§ Provided data

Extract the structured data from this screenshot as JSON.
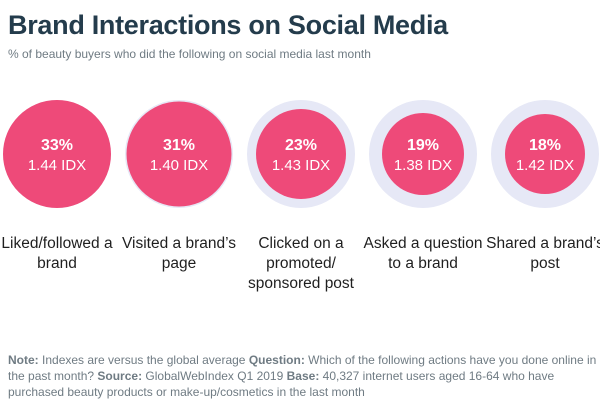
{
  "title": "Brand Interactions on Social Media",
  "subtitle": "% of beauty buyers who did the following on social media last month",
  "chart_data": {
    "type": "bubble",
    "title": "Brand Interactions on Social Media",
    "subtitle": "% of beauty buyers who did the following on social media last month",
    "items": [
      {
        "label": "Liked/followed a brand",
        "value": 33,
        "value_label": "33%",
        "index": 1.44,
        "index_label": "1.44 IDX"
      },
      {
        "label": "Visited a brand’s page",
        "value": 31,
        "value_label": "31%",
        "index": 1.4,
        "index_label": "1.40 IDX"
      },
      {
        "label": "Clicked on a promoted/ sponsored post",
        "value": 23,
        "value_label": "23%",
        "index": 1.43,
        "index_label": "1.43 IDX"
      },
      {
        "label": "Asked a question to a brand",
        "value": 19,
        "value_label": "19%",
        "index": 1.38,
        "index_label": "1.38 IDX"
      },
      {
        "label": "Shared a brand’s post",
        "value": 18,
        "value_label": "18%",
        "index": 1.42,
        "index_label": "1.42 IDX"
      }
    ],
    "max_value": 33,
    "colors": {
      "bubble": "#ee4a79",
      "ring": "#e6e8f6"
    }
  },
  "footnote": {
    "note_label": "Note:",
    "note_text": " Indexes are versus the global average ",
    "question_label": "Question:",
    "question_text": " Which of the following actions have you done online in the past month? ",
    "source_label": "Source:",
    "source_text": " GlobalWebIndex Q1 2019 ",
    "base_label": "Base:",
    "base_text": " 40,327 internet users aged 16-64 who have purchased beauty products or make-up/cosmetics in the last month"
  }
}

--

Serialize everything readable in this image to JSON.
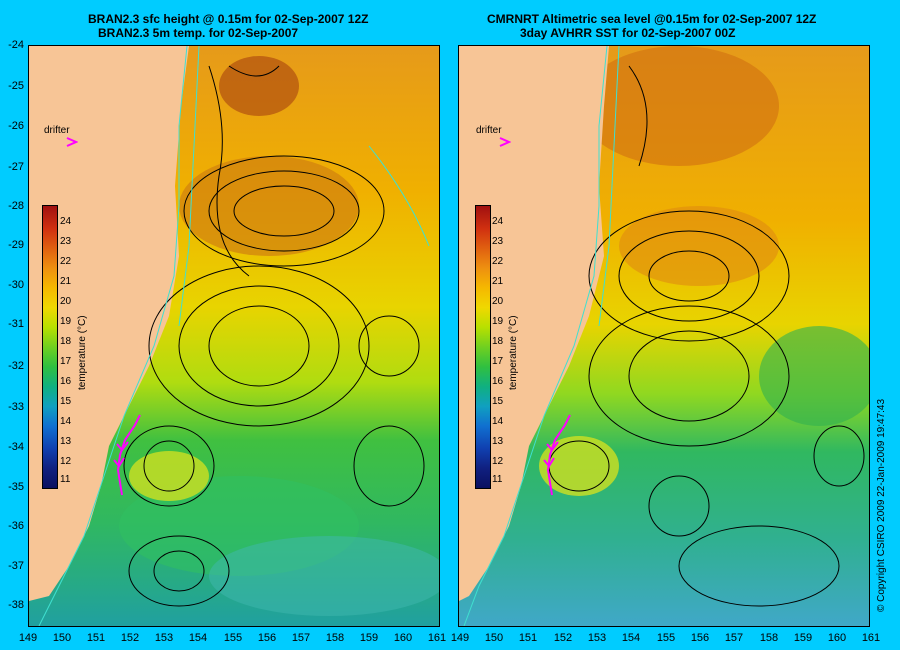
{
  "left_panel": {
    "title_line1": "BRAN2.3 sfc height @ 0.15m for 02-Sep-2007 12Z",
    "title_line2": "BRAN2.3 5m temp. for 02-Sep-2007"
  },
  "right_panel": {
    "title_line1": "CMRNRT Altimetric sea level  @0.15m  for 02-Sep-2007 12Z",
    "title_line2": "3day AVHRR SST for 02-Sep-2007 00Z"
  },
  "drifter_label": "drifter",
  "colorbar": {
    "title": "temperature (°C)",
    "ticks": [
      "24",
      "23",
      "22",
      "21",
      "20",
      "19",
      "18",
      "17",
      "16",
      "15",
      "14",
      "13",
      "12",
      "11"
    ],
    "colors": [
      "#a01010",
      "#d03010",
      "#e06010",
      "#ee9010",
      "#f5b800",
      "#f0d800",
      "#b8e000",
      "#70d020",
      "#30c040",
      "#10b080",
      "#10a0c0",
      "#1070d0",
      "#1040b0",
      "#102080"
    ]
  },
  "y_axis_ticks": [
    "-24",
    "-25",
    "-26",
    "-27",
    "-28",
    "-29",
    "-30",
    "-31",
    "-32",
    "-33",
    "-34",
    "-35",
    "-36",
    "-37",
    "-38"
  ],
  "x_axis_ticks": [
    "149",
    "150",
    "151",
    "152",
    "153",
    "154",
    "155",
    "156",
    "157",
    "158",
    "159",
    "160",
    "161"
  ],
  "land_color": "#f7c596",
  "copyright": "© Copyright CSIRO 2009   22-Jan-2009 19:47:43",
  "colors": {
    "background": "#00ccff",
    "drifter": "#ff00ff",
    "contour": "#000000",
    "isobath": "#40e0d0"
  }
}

§ Short task
Give nothing but the count of lines in the listing above that hold the string "subtitle".

§ Exercise result
2